>> start DATA SHOWN

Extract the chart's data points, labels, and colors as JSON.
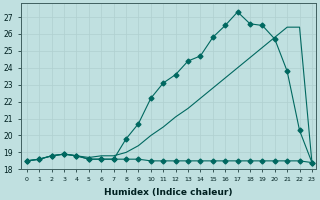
{
  "xlabel": "Humidex (Indice chaleur)",
  "bg_color": "#c0e0e0",
  "line_color": "#006860",
  "grid_color": "#b0d0d0",
  "xlim": [
    -0.5,
    23.3
  ],
  "ylim": [
    18.0,
    27.8
  ],
  "yticks": [
    18,
    19,
    20,
    21,
    22,
    23,
    24,
    25,
    26,
    27
  ],
  "xticks": [
    0,
    1,
    2,
    3,
    4,
    5,
    6,
    7,
    8,
    9,
    10,
    11,
    12,
    13,
    14,
    15,
    16,
    17,
    18,
    19,
    20,
    21,
    22,
    23
  ],
  "line_flat_x": [
    0,
    1,
    2,
    3,
    4,
    5,
    6,
    7,
    8,
    9,
    10,
    11,
    12,
    13,
    14,
    15,
    16,
    17,
    18,
    19,
    20,
    21,
    22,
    23
  ],
  "line_flat_y": [
    18.5,
    18.6,
    18.8,
    18.9,
    18.8,
    18.6,
    18.6,
    18.6,
    18.6,
    18.6,
    18.5,
    18.5,
    18.5,
    18.5,
    18.5,
    18.5,
    18.5,
    18.5,
    18.5,
    18.5,
    18.5,
    18.5,
    18.5,
    18.4
  ],
  "line_diag_x": [
    0,
    1,
    2,
    3,
    4,
    5,
    6,
    7,
    8,
    9,
    10,
    11,
    12,
    13,
    14,
    15,
    16,
    17,
    18,
    19,
    20,
    21,
    22,
    23
  ],
  "line_diag_y": [
    18.5,
    18.6,
    18.8,
    18.9,
    18.8,
    18.7,
    18.8,
    18.8,
    19.0,
    19.4,
    20.0,
    20.5,
    21.1,
    21.6,
    22.2,
    22.8,
    23.4,
    24.0,
    24.6,
    25.2,
    25.8,
    26.4,
    26.4,
    18.4
  ],
  "line_curve_x": [
    0,
    1,
    2,
    3,
    4,
    5,
    6,
    7,
    8,
    9,
    10,
    11,
    12,
    13,
    14,
    15,
    16,
    17,
    18,
    19,
    20,
    21,
    22,
    23
  ],
  "line_curve_y": [
    18.5,
    18.6,
    18.8,
    18.9,
    18.8,
    18.6,
    18.6,
    18.6,
    19.8,
    20.7,
    22.2,
    23.1,
    23.6,
    24.4,
    24.7,
    25.8,
    26.5,
    27.3,
    26.6,
    26.5,
    25.7,
    23.8,
    20.3,
    18.4
  ],
  "marker": "D",
  "marker_size": 2.5
}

>> end DATA SHOWN

-- TASK INSTRUCTIONS --
Transcribe the listing in full. Omit the pictures and keep every line exact.

-- REPLY --
Extract the chart's data points, labels, and colors as JSON.
{
  "xlabel": "Humidex (Indice chaleur)",
  "bg_color": "#c0e0e0",
  "line_color": "#006860",
  "grid_color": "#b0d0d0",
  "xlim": [
    -0.5,
    23.3
  ],
  "ylim": [
    18.0,
    27.8
  ],
  "yticks": [
    18,
    19,
    20,
    21,
    22,
    23,
    24,
    25,
    26,
    27
  ],
  "xticks": [
    0,
    1,
    2,
    3,
    4,
    5,
    6,
    7,
    8,
    9,
    10,
    11,
    12,
    13,
    14,
    15,
    16,
    17,
    18,
    19,
    20,
    21,
    22,
    23
  ],
  "line_flat_x": [
    0,
    1,
    2,
    3,
    4,
    5,
    6,
    7,
    8,
    9,
    10,
    11,
    12,
    13,
    14,
    15,
    16,
    17,
    18,
    19,
    20,
    21,
    22,
    23
  ],
  "line_flat_y": [
    18.5,
    18.6,
    18.8,
    18.9,
    18.8,
    18.6,
    18.6,
    18.6,
    18.6,
    18.6,
    18.5,
    18.5,
    18.5,
    18.5,
    18.5,
    18.5,
    18.5,
    18.5,
    18.5,
    18.5,
    18.5,
    18.5,
    18.5,
    18.4
  ],
  "line_diag_x": [
    0,
    1,
    2,
    3,
    4,
    5,
    6,
    7,
    8,
    9,
    10,
    11,
    12,
    13,
    14,
    15,
    16,
    17,
    18,
    19,
    20,
    21,
    22,
    23
  ],
  "line_diag_y": [
    18.5,
    18.6,
    18.8,
    18.9,
    18.8,
    18.7,
    18.8,
    18.8,
    19.0,
    19.4,
    20.0,
    20.5,
    21.1,
    21.6,
    22.2,
    22.8,
    23.4,
    24.0,
    24.6,
    25.2,
    25.8,
    26.4,
    26.4,
    18.4
  ],
  "line_curve_x": [
    0,
    1,
    2,
    3,
    4,
    5,
    6,
    7,
    8,
    9,
    10,
    11,
    12,
    13,
    14,
    15,
    16,
    17,
    18,
    19,
    20,
    21,
    22,
    23
  ],
  "line_curve_y": [
    18.5,
    18.6,
    18.8,
    18.9,
    18.8,
    18.6,
    18.6,
    18.6,
    19.8,
    20.7,
    22.2,
    23.1,
    23.6,
    24.4,
    24.7,
    25.8,
    26.5,
    27.3,
    26.6,
    26.5,
    25.7,
    23.8,
    20.3,
    18.4
  ],
  "marker": "D",
  "marker_size": 2.5
}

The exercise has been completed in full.